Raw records

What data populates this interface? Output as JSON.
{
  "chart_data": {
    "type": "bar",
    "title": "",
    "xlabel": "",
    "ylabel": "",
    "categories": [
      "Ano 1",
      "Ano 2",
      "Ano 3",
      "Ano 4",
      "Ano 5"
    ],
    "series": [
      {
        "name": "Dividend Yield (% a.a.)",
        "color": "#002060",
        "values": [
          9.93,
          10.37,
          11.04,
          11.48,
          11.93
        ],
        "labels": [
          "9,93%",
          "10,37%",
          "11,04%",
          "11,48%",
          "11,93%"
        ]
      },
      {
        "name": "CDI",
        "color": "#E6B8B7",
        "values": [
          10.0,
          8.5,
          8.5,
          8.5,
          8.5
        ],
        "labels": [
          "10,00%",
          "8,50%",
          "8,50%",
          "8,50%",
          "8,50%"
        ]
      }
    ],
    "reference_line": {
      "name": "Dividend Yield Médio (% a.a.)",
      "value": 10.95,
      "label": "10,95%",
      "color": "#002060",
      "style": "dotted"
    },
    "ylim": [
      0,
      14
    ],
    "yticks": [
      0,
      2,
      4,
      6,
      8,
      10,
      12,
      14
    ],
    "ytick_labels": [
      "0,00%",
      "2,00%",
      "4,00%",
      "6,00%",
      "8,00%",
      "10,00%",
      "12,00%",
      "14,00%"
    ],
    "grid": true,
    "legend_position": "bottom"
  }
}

OBJECTIVE: Work out how many lines of the data above contain the string "color" and give the number alone.

COMPLETE OUTPUT: 3